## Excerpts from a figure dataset

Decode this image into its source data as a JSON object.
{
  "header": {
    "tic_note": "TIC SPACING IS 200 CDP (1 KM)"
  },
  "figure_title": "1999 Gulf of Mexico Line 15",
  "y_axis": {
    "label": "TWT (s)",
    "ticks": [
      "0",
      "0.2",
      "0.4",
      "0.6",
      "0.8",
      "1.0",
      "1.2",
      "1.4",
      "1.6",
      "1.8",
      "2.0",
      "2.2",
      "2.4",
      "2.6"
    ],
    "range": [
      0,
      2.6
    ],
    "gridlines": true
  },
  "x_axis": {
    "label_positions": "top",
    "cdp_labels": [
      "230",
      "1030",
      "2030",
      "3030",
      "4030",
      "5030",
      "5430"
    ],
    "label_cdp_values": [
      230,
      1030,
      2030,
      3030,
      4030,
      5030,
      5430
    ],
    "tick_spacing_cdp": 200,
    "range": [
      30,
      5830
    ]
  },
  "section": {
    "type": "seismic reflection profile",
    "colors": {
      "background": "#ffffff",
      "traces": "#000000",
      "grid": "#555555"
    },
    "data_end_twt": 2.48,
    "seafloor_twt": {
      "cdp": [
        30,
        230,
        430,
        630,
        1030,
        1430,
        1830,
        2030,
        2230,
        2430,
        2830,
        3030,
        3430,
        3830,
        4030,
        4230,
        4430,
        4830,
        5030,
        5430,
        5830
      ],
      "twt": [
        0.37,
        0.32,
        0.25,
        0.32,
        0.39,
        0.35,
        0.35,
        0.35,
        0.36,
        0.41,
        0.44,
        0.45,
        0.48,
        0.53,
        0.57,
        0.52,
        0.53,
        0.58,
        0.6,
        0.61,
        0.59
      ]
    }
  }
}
--
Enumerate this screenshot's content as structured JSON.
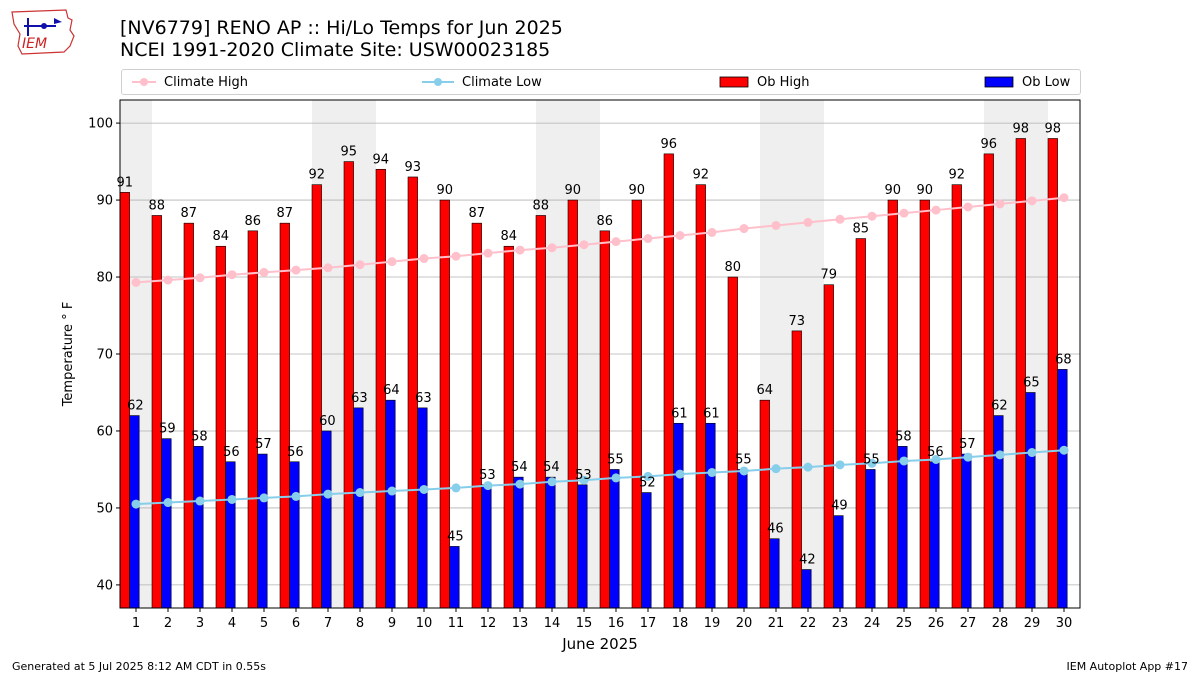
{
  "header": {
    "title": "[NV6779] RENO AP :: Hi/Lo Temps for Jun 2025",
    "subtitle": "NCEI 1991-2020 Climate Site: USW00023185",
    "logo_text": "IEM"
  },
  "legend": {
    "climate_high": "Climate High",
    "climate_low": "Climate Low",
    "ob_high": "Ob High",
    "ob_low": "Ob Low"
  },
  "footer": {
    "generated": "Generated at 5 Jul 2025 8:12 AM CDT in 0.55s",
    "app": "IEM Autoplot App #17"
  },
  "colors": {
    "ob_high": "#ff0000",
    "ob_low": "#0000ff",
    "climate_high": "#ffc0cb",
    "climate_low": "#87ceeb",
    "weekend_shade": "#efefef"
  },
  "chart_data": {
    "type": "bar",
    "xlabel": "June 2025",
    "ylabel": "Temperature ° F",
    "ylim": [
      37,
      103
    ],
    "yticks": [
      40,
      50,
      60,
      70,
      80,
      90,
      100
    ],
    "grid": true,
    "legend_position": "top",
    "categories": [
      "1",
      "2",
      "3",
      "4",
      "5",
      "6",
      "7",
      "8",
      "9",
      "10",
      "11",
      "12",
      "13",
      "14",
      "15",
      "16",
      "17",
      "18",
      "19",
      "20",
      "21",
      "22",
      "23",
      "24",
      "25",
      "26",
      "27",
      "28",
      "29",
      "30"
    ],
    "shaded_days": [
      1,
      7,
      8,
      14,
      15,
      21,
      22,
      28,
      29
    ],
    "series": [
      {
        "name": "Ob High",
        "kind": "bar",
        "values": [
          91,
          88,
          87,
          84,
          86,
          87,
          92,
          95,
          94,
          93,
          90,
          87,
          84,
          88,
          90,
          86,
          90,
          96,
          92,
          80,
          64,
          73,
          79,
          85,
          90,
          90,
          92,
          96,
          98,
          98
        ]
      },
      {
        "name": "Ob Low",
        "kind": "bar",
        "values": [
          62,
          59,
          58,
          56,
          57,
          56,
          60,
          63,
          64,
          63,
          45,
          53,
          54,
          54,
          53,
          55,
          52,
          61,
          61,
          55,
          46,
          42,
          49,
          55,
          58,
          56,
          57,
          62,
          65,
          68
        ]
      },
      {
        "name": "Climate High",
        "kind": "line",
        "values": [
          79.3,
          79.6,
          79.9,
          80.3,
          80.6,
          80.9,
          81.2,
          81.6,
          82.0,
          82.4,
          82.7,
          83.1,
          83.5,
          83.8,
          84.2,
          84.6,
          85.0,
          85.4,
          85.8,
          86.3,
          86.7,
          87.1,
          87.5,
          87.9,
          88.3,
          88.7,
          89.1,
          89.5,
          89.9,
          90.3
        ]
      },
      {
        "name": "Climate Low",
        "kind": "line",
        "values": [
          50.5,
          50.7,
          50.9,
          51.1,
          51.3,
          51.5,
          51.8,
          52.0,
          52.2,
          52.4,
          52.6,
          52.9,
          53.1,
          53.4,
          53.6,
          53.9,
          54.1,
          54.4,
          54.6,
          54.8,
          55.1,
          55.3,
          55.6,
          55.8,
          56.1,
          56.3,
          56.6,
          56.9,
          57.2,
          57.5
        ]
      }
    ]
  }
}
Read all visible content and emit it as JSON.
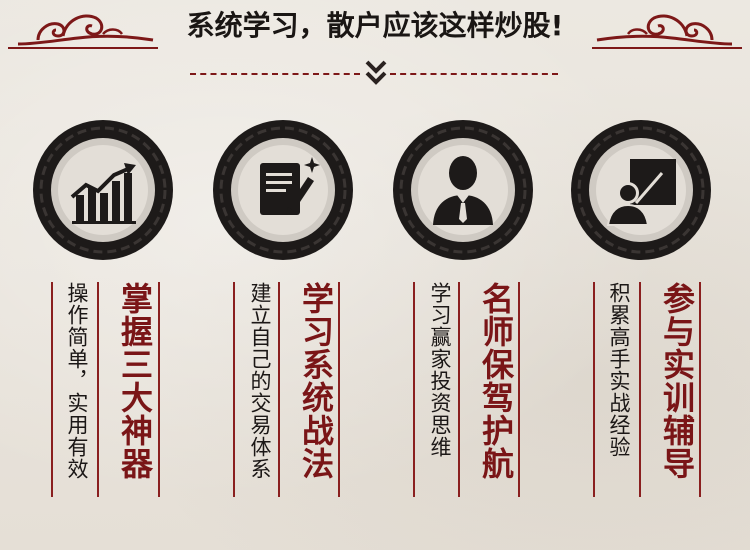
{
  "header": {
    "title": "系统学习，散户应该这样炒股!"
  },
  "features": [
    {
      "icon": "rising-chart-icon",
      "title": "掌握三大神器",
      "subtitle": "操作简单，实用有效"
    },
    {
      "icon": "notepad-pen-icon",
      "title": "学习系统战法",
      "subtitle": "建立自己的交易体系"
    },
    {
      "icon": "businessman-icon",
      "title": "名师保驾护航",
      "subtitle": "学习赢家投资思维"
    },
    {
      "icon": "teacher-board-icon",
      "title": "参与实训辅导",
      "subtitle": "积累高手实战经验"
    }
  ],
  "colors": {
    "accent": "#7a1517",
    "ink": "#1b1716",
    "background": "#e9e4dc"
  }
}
---
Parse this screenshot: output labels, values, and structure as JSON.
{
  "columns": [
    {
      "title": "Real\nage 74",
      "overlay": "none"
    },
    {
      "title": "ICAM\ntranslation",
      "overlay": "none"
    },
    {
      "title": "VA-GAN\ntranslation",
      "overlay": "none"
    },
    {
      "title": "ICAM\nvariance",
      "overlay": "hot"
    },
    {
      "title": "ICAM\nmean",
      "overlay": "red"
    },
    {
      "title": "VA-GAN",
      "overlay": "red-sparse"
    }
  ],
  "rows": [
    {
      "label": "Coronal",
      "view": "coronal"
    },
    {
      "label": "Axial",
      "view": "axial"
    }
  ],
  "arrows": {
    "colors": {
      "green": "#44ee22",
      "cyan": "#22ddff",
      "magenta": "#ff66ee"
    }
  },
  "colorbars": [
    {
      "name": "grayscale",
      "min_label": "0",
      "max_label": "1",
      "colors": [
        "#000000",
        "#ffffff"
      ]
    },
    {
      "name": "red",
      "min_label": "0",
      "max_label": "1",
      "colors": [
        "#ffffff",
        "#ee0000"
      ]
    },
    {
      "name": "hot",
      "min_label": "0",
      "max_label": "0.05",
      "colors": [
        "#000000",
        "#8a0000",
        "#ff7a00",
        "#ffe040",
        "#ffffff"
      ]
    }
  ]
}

## TASK REQUIREMENTS
Filter the data, keeping only the lines that contain "JSON".

## THE REPLY
Decode this image into its source data as a JSON object.
Enumerate this screenshot's content as structured JSON.
Read all visible content and emit it as JSON.
Parse this screenshot: output labels, values, and structure as JSON.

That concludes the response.